Find the word "MediaWiki" in the material below and gather every line that contains it.

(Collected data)
+===+

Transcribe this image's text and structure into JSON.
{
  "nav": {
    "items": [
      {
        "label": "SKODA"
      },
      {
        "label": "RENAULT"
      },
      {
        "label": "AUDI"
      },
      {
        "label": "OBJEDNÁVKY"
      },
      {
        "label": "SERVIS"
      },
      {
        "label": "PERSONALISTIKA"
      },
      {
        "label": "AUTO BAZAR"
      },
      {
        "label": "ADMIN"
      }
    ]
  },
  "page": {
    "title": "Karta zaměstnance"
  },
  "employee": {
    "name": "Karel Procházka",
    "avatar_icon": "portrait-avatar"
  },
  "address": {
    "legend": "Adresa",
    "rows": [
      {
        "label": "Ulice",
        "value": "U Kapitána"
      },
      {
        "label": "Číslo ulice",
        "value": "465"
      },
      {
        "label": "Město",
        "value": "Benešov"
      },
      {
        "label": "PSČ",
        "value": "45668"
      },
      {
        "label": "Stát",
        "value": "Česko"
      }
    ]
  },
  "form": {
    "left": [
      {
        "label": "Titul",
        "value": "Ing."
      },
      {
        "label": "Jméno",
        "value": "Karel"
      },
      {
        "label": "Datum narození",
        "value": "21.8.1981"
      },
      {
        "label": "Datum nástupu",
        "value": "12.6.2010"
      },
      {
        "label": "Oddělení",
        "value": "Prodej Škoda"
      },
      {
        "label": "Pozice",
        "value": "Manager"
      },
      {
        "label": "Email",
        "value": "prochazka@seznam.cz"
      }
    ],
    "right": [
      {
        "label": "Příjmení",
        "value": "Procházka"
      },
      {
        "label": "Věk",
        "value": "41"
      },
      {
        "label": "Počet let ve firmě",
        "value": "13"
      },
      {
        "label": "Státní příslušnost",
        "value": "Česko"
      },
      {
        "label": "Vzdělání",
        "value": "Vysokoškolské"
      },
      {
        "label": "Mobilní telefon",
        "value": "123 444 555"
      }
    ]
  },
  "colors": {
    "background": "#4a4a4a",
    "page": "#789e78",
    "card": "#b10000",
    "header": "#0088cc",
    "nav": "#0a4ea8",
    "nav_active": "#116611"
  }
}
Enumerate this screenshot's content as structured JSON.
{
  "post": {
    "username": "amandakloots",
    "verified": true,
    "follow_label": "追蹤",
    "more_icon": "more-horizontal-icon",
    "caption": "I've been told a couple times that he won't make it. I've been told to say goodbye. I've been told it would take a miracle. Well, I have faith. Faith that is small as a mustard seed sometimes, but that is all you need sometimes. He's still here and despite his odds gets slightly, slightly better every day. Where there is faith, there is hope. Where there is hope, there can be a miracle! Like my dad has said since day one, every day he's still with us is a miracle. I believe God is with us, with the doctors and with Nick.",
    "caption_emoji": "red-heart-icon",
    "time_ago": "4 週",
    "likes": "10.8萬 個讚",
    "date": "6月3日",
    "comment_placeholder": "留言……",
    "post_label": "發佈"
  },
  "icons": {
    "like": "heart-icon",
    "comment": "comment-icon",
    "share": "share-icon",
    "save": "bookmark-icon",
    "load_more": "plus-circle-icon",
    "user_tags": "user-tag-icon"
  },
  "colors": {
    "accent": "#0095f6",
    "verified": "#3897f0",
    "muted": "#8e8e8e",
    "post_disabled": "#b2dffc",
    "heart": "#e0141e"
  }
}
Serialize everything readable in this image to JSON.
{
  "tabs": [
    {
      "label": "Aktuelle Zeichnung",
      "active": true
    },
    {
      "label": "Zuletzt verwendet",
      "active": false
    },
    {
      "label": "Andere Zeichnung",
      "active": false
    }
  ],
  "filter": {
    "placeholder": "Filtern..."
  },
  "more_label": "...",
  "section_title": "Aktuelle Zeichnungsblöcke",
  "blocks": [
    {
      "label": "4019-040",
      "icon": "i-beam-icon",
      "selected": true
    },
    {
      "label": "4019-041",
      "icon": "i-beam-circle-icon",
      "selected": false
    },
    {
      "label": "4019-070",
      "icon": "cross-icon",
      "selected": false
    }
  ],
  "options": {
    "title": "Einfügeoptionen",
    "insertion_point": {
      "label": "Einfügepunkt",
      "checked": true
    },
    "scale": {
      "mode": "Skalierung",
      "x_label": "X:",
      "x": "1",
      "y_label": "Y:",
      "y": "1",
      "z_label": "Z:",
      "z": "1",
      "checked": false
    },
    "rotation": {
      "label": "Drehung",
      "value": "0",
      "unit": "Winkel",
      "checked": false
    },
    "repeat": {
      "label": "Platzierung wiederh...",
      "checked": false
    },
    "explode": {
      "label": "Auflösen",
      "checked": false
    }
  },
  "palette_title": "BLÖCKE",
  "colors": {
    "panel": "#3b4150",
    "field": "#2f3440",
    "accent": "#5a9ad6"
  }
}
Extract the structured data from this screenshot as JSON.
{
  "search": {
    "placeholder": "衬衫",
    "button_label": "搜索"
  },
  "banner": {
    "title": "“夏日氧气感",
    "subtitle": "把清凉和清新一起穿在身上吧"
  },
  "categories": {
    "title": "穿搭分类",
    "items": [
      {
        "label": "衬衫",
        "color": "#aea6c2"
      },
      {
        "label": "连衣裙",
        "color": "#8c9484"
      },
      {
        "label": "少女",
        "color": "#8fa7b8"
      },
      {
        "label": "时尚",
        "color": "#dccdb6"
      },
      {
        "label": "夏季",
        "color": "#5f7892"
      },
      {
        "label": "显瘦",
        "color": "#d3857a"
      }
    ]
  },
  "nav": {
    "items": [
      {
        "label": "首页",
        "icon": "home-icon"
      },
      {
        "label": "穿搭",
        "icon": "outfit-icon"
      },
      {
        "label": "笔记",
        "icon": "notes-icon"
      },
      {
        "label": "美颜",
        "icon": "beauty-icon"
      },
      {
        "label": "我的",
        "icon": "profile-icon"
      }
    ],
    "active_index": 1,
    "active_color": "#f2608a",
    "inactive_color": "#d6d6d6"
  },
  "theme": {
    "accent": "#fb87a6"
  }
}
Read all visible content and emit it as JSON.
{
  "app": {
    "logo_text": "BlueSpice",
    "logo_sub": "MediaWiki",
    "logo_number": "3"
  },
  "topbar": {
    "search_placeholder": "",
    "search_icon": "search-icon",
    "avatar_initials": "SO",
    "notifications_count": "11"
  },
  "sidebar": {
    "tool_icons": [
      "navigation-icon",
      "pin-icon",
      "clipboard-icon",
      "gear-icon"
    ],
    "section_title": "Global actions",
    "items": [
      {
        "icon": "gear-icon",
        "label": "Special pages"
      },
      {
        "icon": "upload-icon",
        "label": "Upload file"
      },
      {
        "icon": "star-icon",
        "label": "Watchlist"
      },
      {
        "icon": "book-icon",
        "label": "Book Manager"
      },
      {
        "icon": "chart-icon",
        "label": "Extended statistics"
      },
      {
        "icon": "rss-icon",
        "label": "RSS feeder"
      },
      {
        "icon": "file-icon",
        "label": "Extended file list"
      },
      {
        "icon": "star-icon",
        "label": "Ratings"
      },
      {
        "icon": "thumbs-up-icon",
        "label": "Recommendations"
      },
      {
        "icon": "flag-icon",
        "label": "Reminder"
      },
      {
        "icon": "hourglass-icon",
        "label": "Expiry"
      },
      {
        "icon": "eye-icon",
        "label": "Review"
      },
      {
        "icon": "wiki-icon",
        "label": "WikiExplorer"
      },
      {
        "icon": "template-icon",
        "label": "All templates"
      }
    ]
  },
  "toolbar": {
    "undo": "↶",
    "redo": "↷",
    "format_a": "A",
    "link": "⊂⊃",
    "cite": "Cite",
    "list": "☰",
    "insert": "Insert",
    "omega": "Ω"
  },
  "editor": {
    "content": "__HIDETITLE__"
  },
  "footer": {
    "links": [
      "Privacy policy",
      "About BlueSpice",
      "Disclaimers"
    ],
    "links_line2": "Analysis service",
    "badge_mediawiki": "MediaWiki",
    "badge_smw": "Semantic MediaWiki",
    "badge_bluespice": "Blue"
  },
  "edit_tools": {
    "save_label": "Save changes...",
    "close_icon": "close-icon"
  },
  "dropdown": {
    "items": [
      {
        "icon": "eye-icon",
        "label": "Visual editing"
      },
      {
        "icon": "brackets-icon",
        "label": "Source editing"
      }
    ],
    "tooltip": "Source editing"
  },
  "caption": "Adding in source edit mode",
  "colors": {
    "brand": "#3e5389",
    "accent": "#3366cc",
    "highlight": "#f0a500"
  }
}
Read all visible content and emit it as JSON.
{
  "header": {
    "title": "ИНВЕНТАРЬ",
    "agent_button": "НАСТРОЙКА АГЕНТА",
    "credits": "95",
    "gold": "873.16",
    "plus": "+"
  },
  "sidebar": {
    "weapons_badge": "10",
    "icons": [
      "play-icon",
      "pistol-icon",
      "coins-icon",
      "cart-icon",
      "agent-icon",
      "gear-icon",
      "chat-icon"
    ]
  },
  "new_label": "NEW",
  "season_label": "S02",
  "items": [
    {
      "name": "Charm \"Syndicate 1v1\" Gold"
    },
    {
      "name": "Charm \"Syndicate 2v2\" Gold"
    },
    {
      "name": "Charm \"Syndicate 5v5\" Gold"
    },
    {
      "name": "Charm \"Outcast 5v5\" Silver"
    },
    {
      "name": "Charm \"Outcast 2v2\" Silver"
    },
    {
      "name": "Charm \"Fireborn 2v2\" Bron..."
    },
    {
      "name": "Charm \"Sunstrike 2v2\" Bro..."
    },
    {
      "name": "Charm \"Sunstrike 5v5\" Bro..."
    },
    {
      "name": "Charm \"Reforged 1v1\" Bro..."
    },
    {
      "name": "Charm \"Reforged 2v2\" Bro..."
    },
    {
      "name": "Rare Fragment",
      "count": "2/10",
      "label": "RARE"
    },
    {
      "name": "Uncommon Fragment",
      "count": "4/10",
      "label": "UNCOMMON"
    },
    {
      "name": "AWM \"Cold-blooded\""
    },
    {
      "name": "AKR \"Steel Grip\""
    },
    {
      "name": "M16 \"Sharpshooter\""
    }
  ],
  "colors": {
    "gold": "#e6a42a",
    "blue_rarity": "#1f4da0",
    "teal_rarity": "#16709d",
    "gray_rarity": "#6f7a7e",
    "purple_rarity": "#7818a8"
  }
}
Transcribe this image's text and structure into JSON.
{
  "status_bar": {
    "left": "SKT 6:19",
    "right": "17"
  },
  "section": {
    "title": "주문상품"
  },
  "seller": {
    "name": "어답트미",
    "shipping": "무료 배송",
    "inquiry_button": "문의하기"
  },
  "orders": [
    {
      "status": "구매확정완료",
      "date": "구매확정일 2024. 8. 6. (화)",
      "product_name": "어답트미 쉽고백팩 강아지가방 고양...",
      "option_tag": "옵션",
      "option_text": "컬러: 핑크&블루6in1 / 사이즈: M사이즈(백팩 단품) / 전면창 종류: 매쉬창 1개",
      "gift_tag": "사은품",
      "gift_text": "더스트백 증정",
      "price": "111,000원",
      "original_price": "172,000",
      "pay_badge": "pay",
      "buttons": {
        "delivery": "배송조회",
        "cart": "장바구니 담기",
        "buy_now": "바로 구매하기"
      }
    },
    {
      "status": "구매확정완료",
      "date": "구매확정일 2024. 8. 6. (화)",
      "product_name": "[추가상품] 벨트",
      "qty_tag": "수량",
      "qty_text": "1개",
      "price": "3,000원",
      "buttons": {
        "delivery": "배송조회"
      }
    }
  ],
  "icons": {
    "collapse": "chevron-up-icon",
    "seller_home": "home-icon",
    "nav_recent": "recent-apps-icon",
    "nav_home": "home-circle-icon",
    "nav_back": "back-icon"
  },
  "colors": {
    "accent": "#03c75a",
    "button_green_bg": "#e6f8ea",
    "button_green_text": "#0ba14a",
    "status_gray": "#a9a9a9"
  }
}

+===+

■ ANSWER FOR THIS EXERCISE:
    "logo_sub": "MediaWiki",
    "badge_mediawiki": "MediaWiki",
    "badge_smw": "Semantic MediaWiki",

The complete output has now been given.